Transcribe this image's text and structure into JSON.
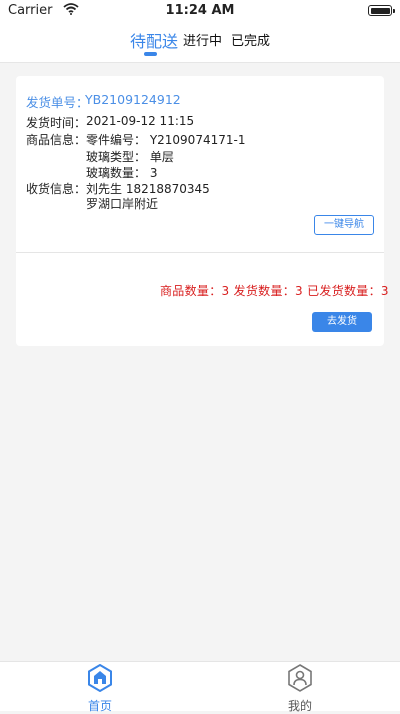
{
  "status_bar": {
    "carrier": "Carrier",
    "time": "11:24 AM"
  },
  "tabs": [
    {
      "label": "待配送",
      "active": true
    },
    {
      "label": "进行中",
      "active": false
    },
    {
      "label": "已完成",
      "active": false
    }
  ],
  "order": {
    "order_no_label": "发货单号：",
    "order_no": "YB2109124912",
    "ship_time_label": "发货时间：",
    "ship_time": "2021-09-12 11:15",
    "goods_label": "商品信息：",
    "part_no": "零件编号： Y2109074171-1",
    "glass_type": "玻璃类型： 单层",
    "glass_qty": "玻璃数量： 3",
    "receiver_label": "收货信息：",
    "receiver": "刘先生   18218870345",
    "address": "罗湖口岸附近",
    "nav_button": "一键导航",
    "counts": "商品数量：3 发货数量：3 已发货数量：3",
    "ship_button": "去发货"
  },
  "bottom_nav": [
    {
      "label": "首页",
      "icon": "home-icon",
      "active": true
    },
    {
      "label": "我的",
      "icon": "user-icon",
      "active": false
    }
  ],
  "colors": {
    "accent": "#3a86e8",
    "alert": "#d81e1e"
  }
}
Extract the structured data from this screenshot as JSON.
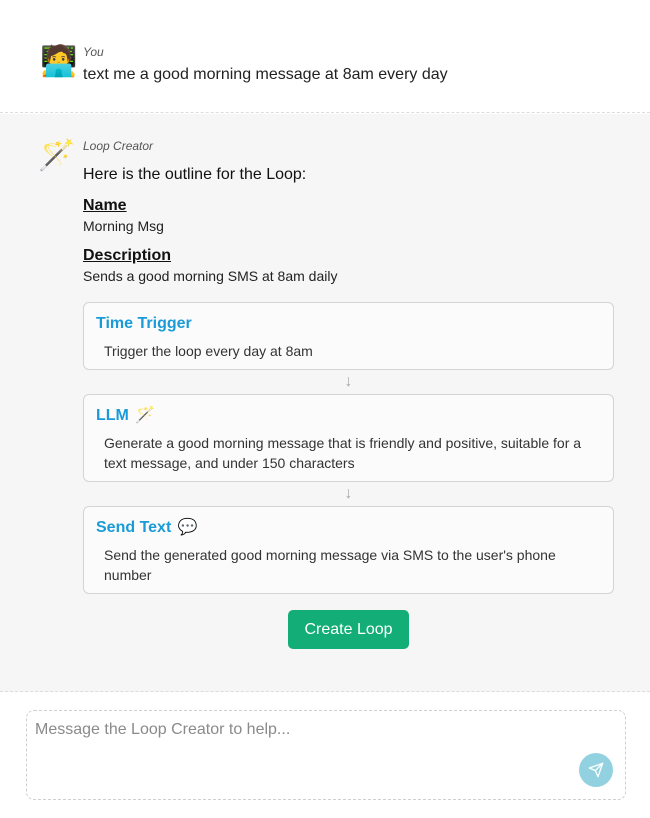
{
  "user_message": {
    "avatar_icon": "person-at-laptop-icon",
    "avatar_glyph": "🧑‍💻",
    "author": "You",
    "text": "text me a good morning message at 8am every day"
  },
  "bot_message": {
    "avatar_icon": "magic-wand-icon",
    "avatar_glyph": "🪄",
    "author": "Loop Creator",
    "intro": "Here is the outline for the Loop:",
    "name_label": "Name",
    "name_value": "Morning Msg",
    "description_label": "Description",
    "description_value": "Sends a good morning SMS at 8am daily",
    "steps": [
      {
        "title": "Time Trigger",
        "emoji": "",
        "description": "Trigger the loop every day at 8am"
      },
      {
        "title": "LLM",
        "emoji": "🪄",
        "description": "Generate a good morning message that is friendly and positive, suitable for a text message, and under 150 characters"
      },
      {
        "title": "Send Text",
        "emoji": "💬",
        "description": "Send the generated good morning message via SMS to the user's phone number"
      }
    ],
    "arrow_glyph": "↓",
    "create_button": "Create Loop"
  },
  "composer": {
    "placeholder": "Message the Loop Creator to help...",
    "send_icon": "send-icon"
  },
  "colors": {
    "accent_blue": "#1a9bd7",
    "button_green": "#13ad78",
    "send_button": "#92d2e0"
  }
}
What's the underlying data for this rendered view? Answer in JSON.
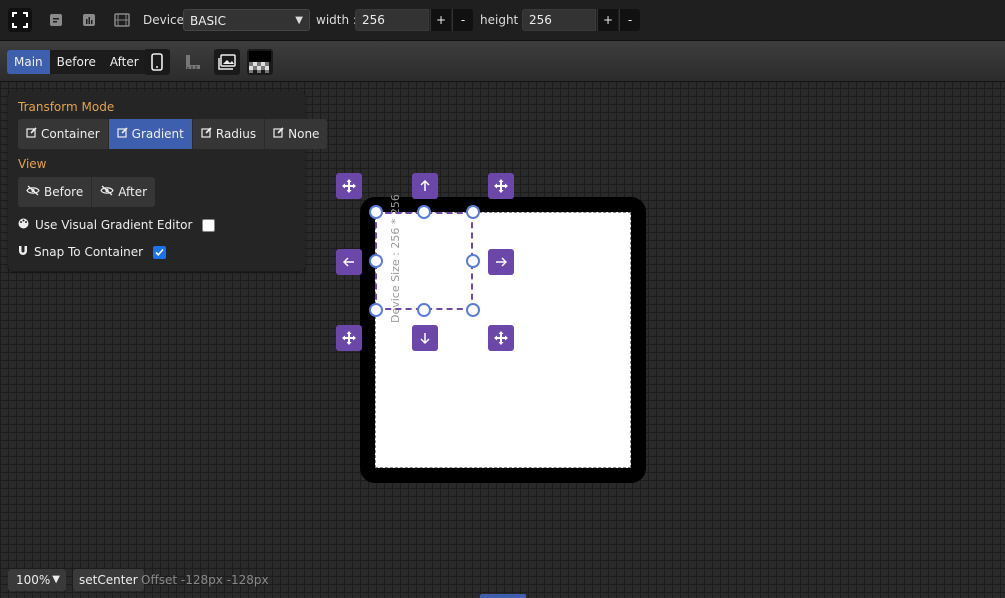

▶ **Given problem**
Without the pictures, output the full listing exactly as it stands.

▶ **The result**
Transcribe this image's text and structure into JSON.
{
  "status_bar": {
    "carrier": "Carrier",
    "time": "11:24 AM"
  },
  "tabs": [
    {
      "label": "待配送",
      "active": true
    },
    {
      "label": "进行中",
      "active": false
    },
    {
      "label": "已完成",
      "active": false
    }
  ],
  "order": {
    "order_no_label": "发货单号：",
    "order_no": "YB2109124912",
    "ship_time_label": "发货时间：",
    "ship_time": "2021-09-12 11:15",
    "goods_label": "商品信息：",
    "part_no": "零件编号： Y2109074171-1",
    "glass_type": "玻璃类型： 单层",
    "glass_qty": "玻璃数量： 3",
    "receiver_label": "收货信息：",
    "receiver": "刘先生   18218870345",
    "address": "罗湖口岸附近",
    "nav_button": "一键导航",
    "counts": "商品数量：3 发货数量：3 已发货数量：3",
    "ship_button": "去发货"
  },
  "bottom_nav": [
    {
      "label": "首页",
      "icon": "home-icon",
      "active": true
    },
    {
      "label": "我的",
      "icon": "user-icon",
      "active": false
    }
  ],
  "colors": {
    "accent": "#3a86e8",
    "alert": "#d81e1e"
  }
}
Extract the structured data from this screenshot as JSON.
{
  "user_message": {
    "avatar_icon": "person-at-laptop-icon",
    "avatar_glyph": "🧑‍💻",
    "author": "You",
    "text": "text me a good morning message at 8am every day"
  },
  "bot_message": {
    "avatar_icon": "magic-wand-icon",
    "avatar_glyph": "🪄",
    "author": "Loop Creator",
    "intro": "Here is the outline for the Loop:",
    "name_label": "Name",
    "name_value": "Morning Msg",
    "description_label": "Description",
    "description_value": "Sends a good morning SMS at 8am daily",
    "steps": [
      {
        "title": "Time Trigger",
        "emoji": "",
        "description": "Trigger the loop every day at 8am"
      },
      {
        "title": "LLM",
        "emoji": "🪄",
        "description": "Generate a good morning message that is friendly and positive, suitable for a text message, and under 150 characters"
      },
      {
        "title": "Send Text",
        "emoji": "💬",
        "description": "Send the generated good morning message via SMS to the user's phone number"
      }
    ],
    "arrow_glyph": "↓",
    "create_button": "Create Loop"
  },
  "composer": {
    "placeholder": "Message the Loop Creator to help...",
    "send_icon": "send-icon"
  },
  "colors": {
    "accent_blue": "#1a9bd7",
    "button_green": "#13ad78",
    "send_button": "#92d2e0"
  }
}
What's the underlying data for this rendered view? Answer in JSON.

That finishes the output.